*STATED PROBLEM*: Show all lines that include the string "name"; copy each one.

-- Start RECORDED DATA --

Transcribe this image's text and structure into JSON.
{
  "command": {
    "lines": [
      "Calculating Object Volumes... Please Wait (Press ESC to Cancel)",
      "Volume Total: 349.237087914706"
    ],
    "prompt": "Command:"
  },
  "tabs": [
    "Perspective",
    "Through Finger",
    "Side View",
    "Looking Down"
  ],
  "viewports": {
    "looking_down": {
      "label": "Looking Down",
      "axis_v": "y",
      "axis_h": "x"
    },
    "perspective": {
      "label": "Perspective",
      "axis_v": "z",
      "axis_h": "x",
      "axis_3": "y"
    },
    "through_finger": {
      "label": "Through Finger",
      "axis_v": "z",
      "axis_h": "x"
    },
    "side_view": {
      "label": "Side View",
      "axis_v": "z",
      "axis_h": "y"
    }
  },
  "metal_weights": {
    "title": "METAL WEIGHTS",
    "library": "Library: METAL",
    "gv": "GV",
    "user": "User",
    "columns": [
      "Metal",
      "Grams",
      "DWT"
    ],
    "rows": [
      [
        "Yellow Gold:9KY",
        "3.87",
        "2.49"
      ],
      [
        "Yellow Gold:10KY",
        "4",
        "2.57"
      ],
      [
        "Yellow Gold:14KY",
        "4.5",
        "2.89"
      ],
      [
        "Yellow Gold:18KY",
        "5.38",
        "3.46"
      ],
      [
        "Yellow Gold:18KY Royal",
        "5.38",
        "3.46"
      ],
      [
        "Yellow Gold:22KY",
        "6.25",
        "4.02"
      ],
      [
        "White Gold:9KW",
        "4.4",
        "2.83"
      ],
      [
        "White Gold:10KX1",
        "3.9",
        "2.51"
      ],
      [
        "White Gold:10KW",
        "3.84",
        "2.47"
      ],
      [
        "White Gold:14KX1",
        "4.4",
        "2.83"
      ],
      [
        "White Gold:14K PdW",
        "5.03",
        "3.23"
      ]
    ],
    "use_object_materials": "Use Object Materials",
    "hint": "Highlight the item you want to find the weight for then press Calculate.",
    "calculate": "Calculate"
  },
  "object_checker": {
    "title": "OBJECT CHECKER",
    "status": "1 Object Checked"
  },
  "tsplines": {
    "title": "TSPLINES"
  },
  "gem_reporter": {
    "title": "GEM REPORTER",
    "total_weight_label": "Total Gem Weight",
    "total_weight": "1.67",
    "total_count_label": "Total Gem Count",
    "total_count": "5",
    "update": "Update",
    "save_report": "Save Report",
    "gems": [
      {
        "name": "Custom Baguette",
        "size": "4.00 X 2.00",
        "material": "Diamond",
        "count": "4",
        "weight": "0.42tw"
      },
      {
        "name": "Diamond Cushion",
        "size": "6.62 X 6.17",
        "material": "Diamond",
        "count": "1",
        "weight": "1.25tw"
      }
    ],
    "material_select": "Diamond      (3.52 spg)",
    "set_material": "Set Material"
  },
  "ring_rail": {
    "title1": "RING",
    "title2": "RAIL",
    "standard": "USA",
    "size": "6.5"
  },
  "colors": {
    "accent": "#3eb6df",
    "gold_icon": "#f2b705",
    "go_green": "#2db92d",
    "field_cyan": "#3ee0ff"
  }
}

-- End RECORDED DATA --

*WRITTEN SOLUTION*:
        "name": "Custom Baguette",
        "name": "Diamond Cushion",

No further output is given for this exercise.